» Task brief:
Tally every line featuring "document", then give that tally alone.

[Stored items from a collection]
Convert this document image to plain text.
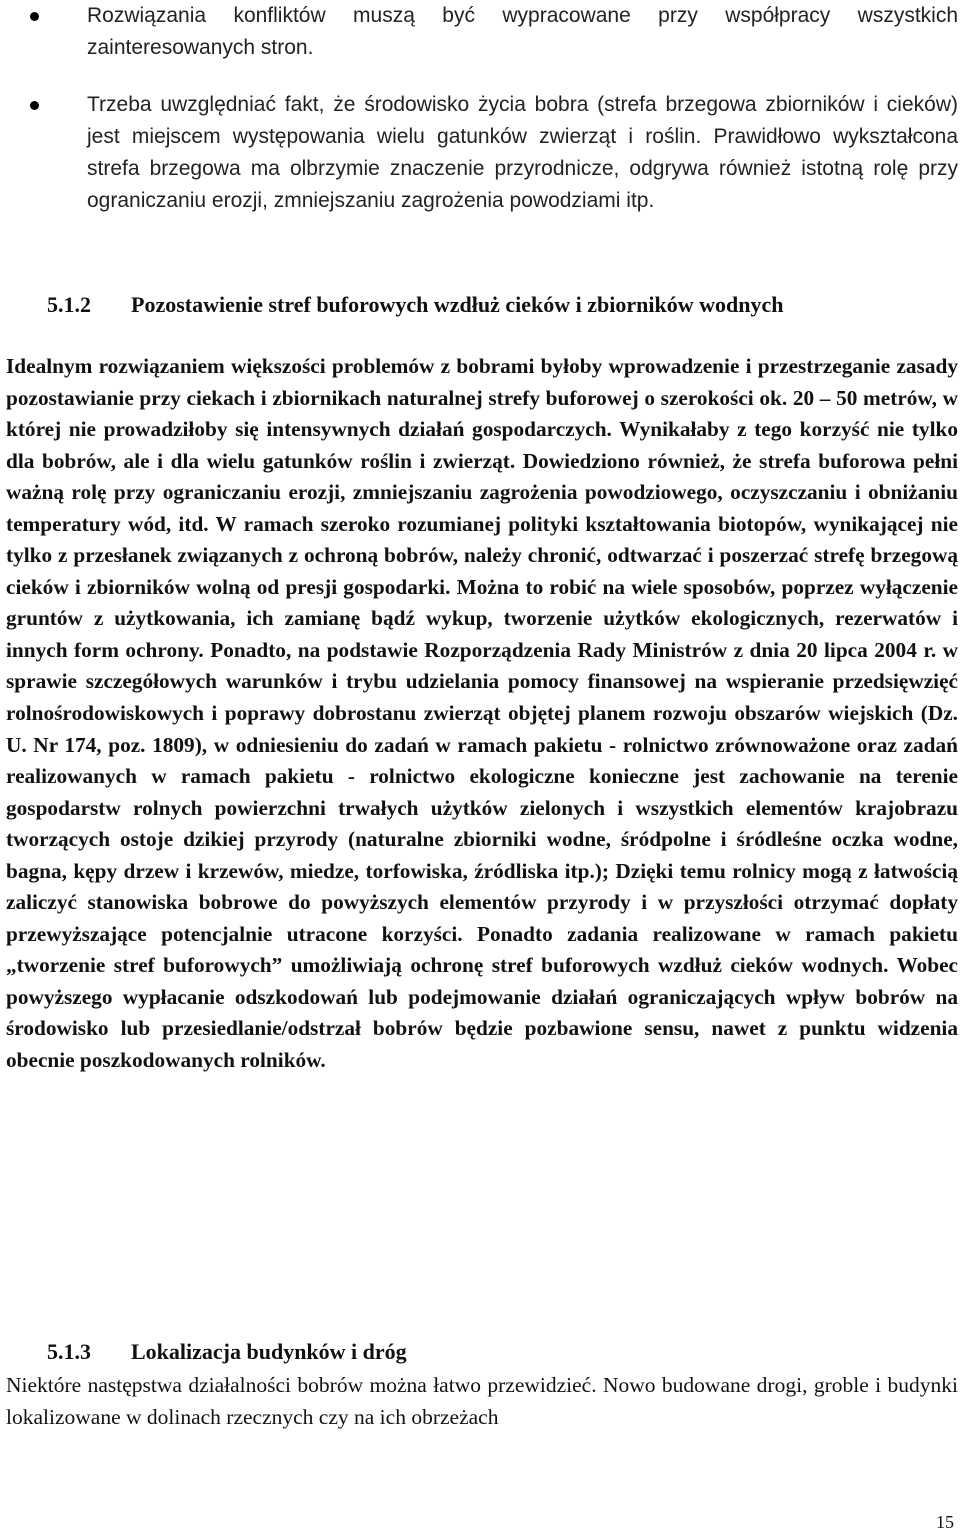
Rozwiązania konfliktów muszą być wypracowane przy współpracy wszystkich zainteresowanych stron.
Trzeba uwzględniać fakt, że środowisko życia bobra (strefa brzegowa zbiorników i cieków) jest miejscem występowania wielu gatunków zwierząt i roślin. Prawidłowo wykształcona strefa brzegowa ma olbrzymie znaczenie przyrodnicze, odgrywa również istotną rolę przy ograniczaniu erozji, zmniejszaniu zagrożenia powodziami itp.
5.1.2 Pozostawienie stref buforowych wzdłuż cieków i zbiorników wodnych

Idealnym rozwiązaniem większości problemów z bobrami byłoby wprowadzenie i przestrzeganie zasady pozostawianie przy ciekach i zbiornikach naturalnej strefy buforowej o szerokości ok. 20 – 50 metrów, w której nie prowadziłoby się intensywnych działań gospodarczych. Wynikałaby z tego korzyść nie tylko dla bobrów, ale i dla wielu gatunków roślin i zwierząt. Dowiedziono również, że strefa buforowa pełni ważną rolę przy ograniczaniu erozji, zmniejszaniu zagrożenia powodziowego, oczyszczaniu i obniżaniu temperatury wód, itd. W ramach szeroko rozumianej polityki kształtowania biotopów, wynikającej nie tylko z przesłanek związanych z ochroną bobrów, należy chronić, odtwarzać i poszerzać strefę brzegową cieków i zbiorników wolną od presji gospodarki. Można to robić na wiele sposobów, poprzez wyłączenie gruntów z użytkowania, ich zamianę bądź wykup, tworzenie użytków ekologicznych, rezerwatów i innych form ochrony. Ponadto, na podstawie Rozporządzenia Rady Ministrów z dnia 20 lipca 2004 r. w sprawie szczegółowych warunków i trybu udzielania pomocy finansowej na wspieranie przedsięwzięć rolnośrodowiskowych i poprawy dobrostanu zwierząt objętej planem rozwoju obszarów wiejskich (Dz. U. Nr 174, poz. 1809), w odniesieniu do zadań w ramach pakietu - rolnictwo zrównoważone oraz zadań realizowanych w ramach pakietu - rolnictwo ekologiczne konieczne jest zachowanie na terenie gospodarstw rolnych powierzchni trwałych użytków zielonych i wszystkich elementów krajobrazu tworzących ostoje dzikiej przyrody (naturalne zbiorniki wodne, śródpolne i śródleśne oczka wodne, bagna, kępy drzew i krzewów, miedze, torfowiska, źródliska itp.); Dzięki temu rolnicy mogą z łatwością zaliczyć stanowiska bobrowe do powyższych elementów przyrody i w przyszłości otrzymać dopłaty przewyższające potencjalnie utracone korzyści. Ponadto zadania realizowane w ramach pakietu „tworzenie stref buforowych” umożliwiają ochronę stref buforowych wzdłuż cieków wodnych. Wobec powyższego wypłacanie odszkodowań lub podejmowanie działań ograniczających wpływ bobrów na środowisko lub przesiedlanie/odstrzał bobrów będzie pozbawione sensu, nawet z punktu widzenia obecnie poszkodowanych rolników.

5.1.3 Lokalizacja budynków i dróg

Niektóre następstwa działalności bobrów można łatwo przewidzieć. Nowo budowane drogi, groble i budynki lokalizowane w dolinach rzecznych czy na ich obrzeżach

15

--

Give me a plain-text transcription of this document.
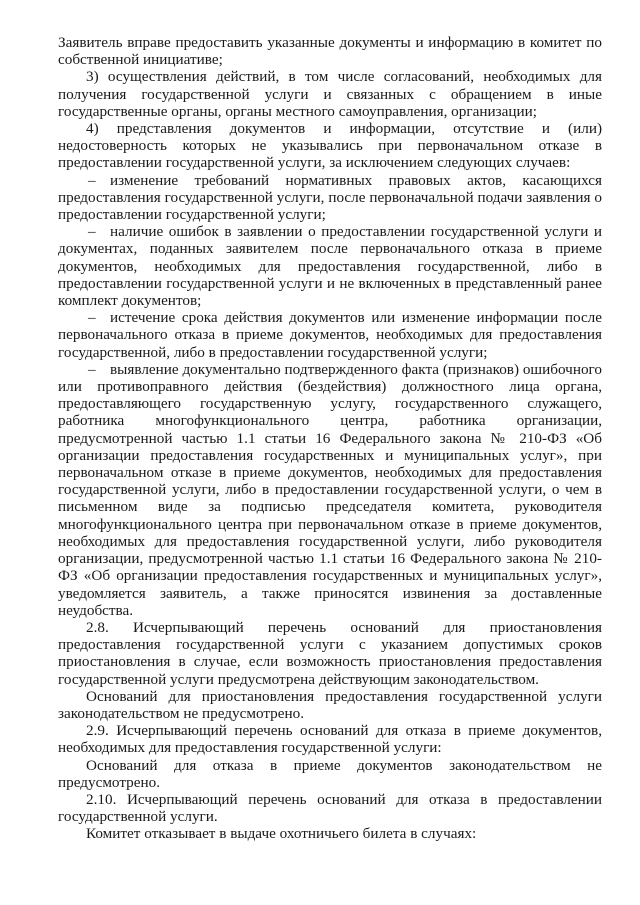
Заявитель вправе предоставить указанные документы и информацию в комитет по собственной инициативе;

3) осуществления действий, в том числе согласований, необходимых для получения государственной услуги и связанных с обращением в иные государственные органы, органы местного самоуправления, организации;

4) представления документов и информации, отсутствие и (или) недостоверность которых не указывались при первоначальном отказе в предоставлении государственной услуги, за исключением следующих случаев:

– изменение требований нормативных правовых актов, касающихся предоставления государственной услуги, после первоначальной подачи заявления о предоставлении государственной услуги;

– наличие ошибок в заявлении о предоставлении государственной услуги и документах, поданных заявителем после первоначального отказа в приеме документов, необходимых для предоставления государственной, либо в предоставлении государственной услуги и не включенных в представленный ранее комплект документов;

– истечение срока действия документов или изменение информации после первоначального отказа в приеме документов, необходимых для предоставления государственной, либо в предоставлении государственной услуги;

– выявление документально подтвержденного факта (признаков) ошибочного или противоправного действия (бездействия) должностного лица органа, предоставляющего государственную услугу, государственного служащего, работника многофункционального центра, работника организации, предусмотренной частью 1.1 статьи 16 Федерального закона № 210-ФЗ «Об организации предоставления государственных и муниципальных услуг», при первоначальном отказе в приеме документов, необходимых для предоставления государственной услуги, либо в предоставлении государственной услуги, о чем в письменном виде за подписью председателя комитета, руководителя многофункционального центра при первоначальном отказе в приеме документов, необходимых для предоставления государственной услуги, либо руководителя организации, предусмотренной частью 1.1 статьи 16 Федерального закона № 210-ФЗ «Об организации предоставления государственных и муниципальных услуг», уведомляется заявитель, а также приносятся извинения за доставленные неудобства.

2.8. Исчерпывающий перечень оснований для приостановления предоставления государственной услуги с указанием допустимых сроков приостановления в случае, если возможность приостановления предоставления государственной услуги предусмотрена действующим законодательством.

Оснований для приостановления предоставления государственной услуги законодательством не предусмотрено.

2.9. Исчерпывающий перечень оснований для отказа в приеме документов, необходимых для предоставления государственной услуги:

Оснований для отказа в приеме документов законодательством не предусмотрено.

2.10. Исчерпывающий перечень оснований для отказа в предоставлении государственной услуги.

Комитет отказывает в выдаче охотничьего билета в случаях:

» Exercise result:
2